* _Task to complete_
Every line below should be copied exactly; drop the pictures.

Dataset entries on figures
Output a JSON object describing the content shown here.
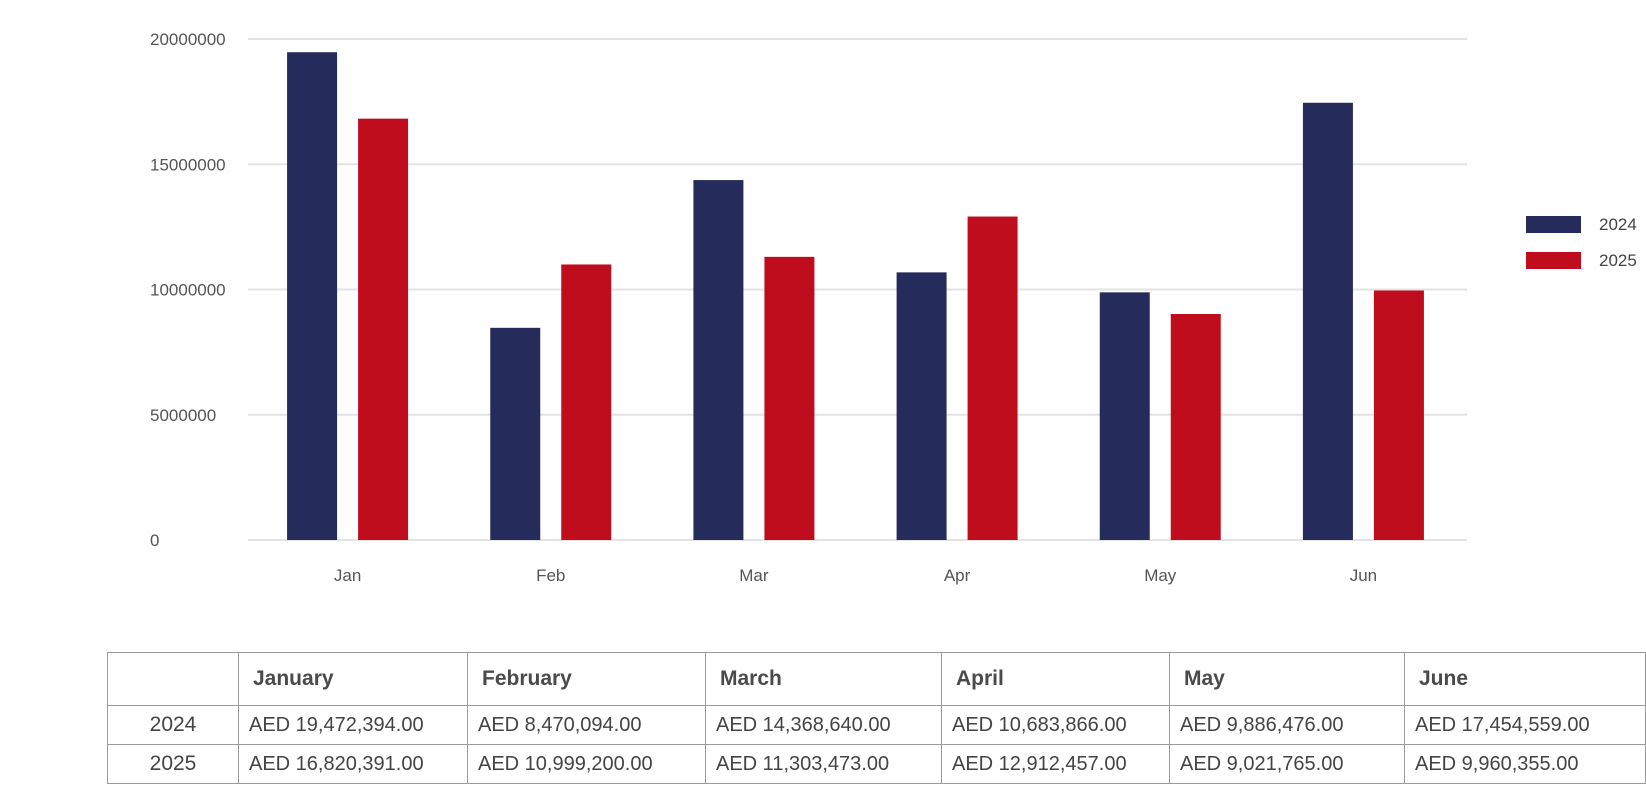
{
  "chart_data": {
    "type": "bar",
    "categories": [
      "Jan",
      "Feb",
      "Mar",
      "Apr",
      "May",
      "Jun"
    ],
    "series": [
      {
        "name": "2024",
        "color": "#252b5a",
        "values": [
          19472394,
          8470094,
          14368640,
          10683866,
          9886476,
          17454559
        ]
      },
      {
        "name": "2025",
        "color": "#bf0d1e",
        "values": [
          16820391,
          10999200,
          11303473,
          12912457,
          9021765,
          9960355
        ]
      }
    ],
    "yticks": [
      "0",
      "5000000",
      "10000000",
      "15000000",
      "20000000"
    ],
    "ylim": [
      0,
      20000000
    ],
    "grid": true,
    "legend_position": "right",
    "title": "",
    "xlabel": "",
    "ylabel": ""
  },
  "table": {
    "headers": [
      "",
      "January",
      "February",
      "March",
      "April",
      "May",
      "June"
    ],
    "rows": [
      {
        "label": "2024",
        "cells": [
          "AED 19,472,394.00",
          "AED 8,470,094.00",
          "AED 14,368,640.00",
          "AED 10,683,866.00",
          "AED 9,886,476.00",
          "AED 17,454,559.00"
        ]
      },
      {
        "label": "2025",
        "cells": [
          "AED 16,820,391.00",
          "AED 10,999,200.00",
          "AED 11,303,473.00",
          "AED 12,912,457.00",
          "AED 9,021,765.00",
          "AED 9,960,355.00"
        ]
      }
    ]
  }
}
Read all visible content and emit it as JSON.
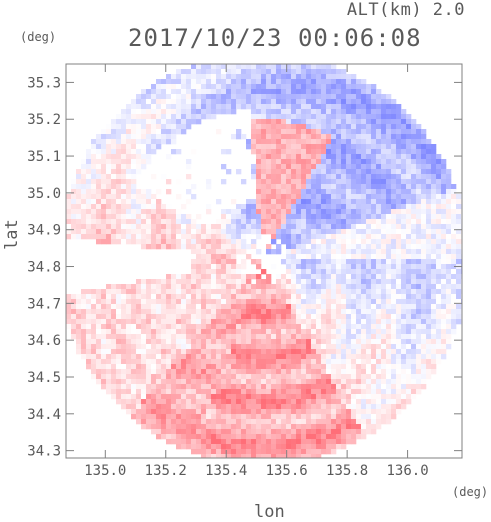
{
  "header": {
    "alt_label": "ALT(km) 2.0",
    "datetime": "2017/10/23 00:06:08",
    "y_unit": "(deg)",
    "x_unit": "(deg)"
  },
  "chart_data": {
    "type": "heatmap",
    "title": "2017/10/23 00:06:08",
    "subtitle": "ALT(km) 2.0",
    "xlabel": "lon",
    "ylabel": "lat",
    "x_unit": "(deg)",
    "y_unit": "(deg)",
    "xlim": [
      134.87,
      136.18
    ],
    "ylim": [
      34.28,
      35.35
    ],
    "x_ticks": [
      135.0,
      135.2,
      135.4,
      135.6,
      135.8,
      136.0
    ],
    "x_tick_labels": [
      "135.0",
      "135.2",
      "135.4",
      "135.6",
      "135.8",
      "136.0"
    ],
    "y_ticks": [
      34.3,
      34.4,
      34.5,
      34.6,
      34.7,
      34.8,
      34.9,
      35.0,
      35.1,
      35.2,
      35.3
    ],
    "y_tick_labels": [
      "34.3",
      "34.4",
      "34.5",
      "34.6",
      "34.7",
      "34.8",
      "34.9",
      "35.0",
      "35.1",
      "35.2",
      "35.3"
    ],
    "grid": false,
    "radar_center": [
      135.52,
      34.82
    ],
    "colors": {
      "positive": "#ff6e78",
      "negative": "#6e78ff",
      "neutral": "#ffffff",
      "axis": "#808080"
    }
  }
}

* _The answer_
Output a JSON object describing the content shown here.
{
  "chart_data": {
    "type": "bar",
    "categories": [
      "Jan",
      "Feb",
      "Mar",
      "Apr",
      "May",
      "Jun"
    ],
    "series": [
      {
        "name": "2024",
        "color": "#252b5a",
        "values": [
          19472394,
          8470094,
          14368640,
          10683866,
          9886476,
          17454559
        ]
      },
      {
        "name": "2025",
        "color": "#bf0d1e",
        "values": [
          16820391,
          10999200,
          11303473,
          12912457,
          9021765,
          9960355
        ]
      }
    ],
    "yticks": [
      "0",
      "5000000",
      "10000000",
      "15000000",
      "20000000"
    ],
    "ylim": [
      0,
      20000000
    ],
    "grid": true,
    "legend_position": "right",
    "title": "",
    "xlabel": "",
    "ylabel": ""
  },
  "table": {
    "headers": [
      "",
      "January",
      "February",
      "March",
      "April",
      "May",
      "June"
    ],
    "rows": [
      {
        "label": "2024",
        "cells": [
          "AED 19,472,394.00",
          "AED 8,470,094.00",
          "AED 14,368,640.00",
          "AED 10,683,866.00",
          "AED 9,886,476.00",
          "AED 17,454,559.00"
        ]
      },
      {
        "label": "2025",
        "cells": [
          "AED 16,820,391.00",
          "AED 10,999,200.00",
          "AED 11,303,473.00",
          "AED 12,912,457.00",
          "AED 9,021,765.00",
          "AED 9,960,355.00"
        ]
      }
    ]
  }
}
Read all visible content and emit it as JSON.
{
  "header": {
    "alt_label": "ALT(km) 2.0",
    "datetime": "2017/10/23 00:06:08",
    "y_unit": "(deg)",
    "x_unit": "(deg)"
  },
  "chart_data": {
    "type": "heatmap",
    "title": "2017/10/23 00:06:08",
    "subtitle": "ALT(km) 2.0",
    "xlabel": "lon",
    "ylabel": "lat",
    "x_unit": "(deg)",
    "y_unit": "(deg)",
    "xlim": [
      134.87,
      136.18
    ],
    "ylim": [
      34.28,
      35.35
    ],
    "x_ticks": [
      135.0,
      135.2,
      135.4,
      135.6,
      135.8,
      136.0
    ],
    "x_tick_labels": [
      "135.0",
      "135.2",
      "135.4",
      "135.6",
      "135.8",
      "136.0"
    ],
    "y_ticks": [
      34.3,
      34.4,
      34.5,
      34.6,
      34.7,
      34.8,
      34.9,
      35.0,
      35.1,
      35.2,
      35.3
    ],
    "y_tick_labels": [
      "34.3",
      "34.4",
      "34.5",
      "34.6",
      "34.7",
      "34.8",
      "34.9",
      "35.0",
      "35.1",
      "35.2",
      "35.3"
    ],
    "grid": false,
    "radar_center": [
      135.52,
      34.82
    ],
    "colors": {
      "positive": "#ff6e78",
      "negative": "#6e78ff",
      "neutral": "#ffffff",
      "axis": "#808080"
    }
  }
}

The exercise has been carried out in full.